— Goal —
Restate the whole of the material. Keep every word, and drop the pictures.

Data entries
········

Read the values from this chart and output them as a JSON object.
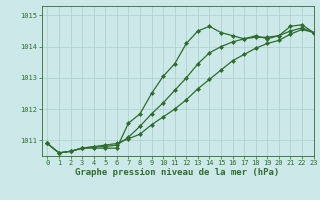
{
  "xlabel": "Graphe pression niveau de la mer (hPa)",
  "xlim": [
    -0.5,
    23
  ],
  "ylim": [
    1010.5,
    1015.3
  ],
  "yticks": [
    1011,
    1012,
    1013,
    1014,
    1015
  ],
  "xticks": [
    0,
    1,
    2,
    3,
    4,
    5,
    6,
    7,
    8,
    9,
    10,
    11,
    12,
    13,
    14,
    15,
    16,
    17,
    18,
    19,
    20,
    21,
    22,
    23
  ],
  "bg_color": "#cce8e8",
  "grid_color": "#aacece",
  "line_color": "#2d6e2d",
  "line1": [
    1010.9,
    1010.6,
    1010.65,
    1010.75,
    1010.75,
    1010.75,
    1010.75,
    1011.55,
    1011.85,
    1012.5,
    1013.05,
    1013.45,
    1014.1,
    1014.5,
    1014.65,
    1014.45,
    1014.35,
    1014.25,
    1014.35,
    1014.25,
    1014.35,
    1014.65,
    1014.7,
    1014.45
  ],
  "line2": [
    1010.9,
    1010.6,
    1010.65,
    1010.75,
    1010.8,
    1010.8,
    1010.85,
    1011.1,
    1011.45,
    1011.85,
    1012.2,
    1012.6,
    1013.0,
    1013.45,
    1013.8,
    1014.0,
    1014.15,
    1014.25,
    1014.3,
    1014.3,
    1014.35,
    1014.5,
    1014.6,
    1014.45
  ],
  "line3": [
    1010.9,
    1010.6,
    1010.65,
    1010.75,
    1010.8,
    1010.85,
    1010.9,
    1011.05,
    1011.2,
    1011.5,
    1011.75,
    1012.0,
    1012.3,
    1012.65,
    1012.95,
    1013.25,
    1013.55,
    1013.75,
    1013.95,
    1014.1,
    1014.2,
    1014.4,
    1014.55,
    1014.45
  ],
  "marker": "D",
  "marker_size": 2.0,
  "line_width": 0.9,
  "tick_fontsize": 5.0,
  "xlabel_fontsize": 6.5
}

········

— Correct output —
Read the values from this chart and output them as a JSON object.
{
  "xlabel": "Graphe pression niveau de la mer (hPa)",
  "xlim": [
    -0.5,
    23
  ],
  "ylim": [
    1010.5,
    1015.3
  ],
  "yticks": [
    1011,
    1012,
    1013,
    1014,
    1015
  ],
  "xticks": [
    0,
    1,
    2,
    3,
    4,
    5,
    6,
    7,
    8,
    9,
    10,
    11,
    12,
    13,
    14,
    15,
    16,
    17,
    18,
    19,
    20,
    21,
    22,
    23
  ],
  "bg_color": "#cce8e8",
  "grid_color": "#aacece",
  "line_color": "#2d6e2d",
  "line1": [
    1010.9,
    1010.6,
    1010.65,
    1010.75,
    1010.75,
    1010.75,
    1010.75,
    1011.55,
    1011.85,
    1012.5,
    1013.05,
    1013.45,
    1014.1,
    1014.5,
    1014.65,
    1014.45,
    1014.35,
    1014.25,
    1014.35,
    1014.25,
    1014.35,
    1014.65,
    1014.7,
    1014.45
  ],
  "line2": [
    1010.9,
    1010.6,
    1010.65,
    1010.75,
    1010.8,
    1010.8,
    1010.85,
    1011.1,
    1011.45,
    1011.85,
    1012.2,
    1012.6,
    1013.0,
    1013.45,
    1013.8,
    1014.0,
    1014.15,
    1014.25,
    1014.3,
    1014.3,
    1014.35,
    1014.5,
    1014.6,
    1014.45
  ],
  "line3": [
    1010.9,
    1010.6,
    1010.65,
    1010.75,
    1010.8,
    1010.85,
    1010.9,
    1011.05,
    1011.2,
    1011.5,
    1011.75,
    1012.0,
    1012.3,
    1012.65,
    1012.95,
    1013.25,
    1013.55,
    1013.75,
    1013.95,
    1014.1,
    1014.2,
    1014.4,
    1014.55,
    1014.45
  ],
  "marker": "D",
  "marker_size": 2.0,
  "line_width": 0.9,
  "tick_fontsize": 5.0,
  "xlabel_fontsize": 6.5
}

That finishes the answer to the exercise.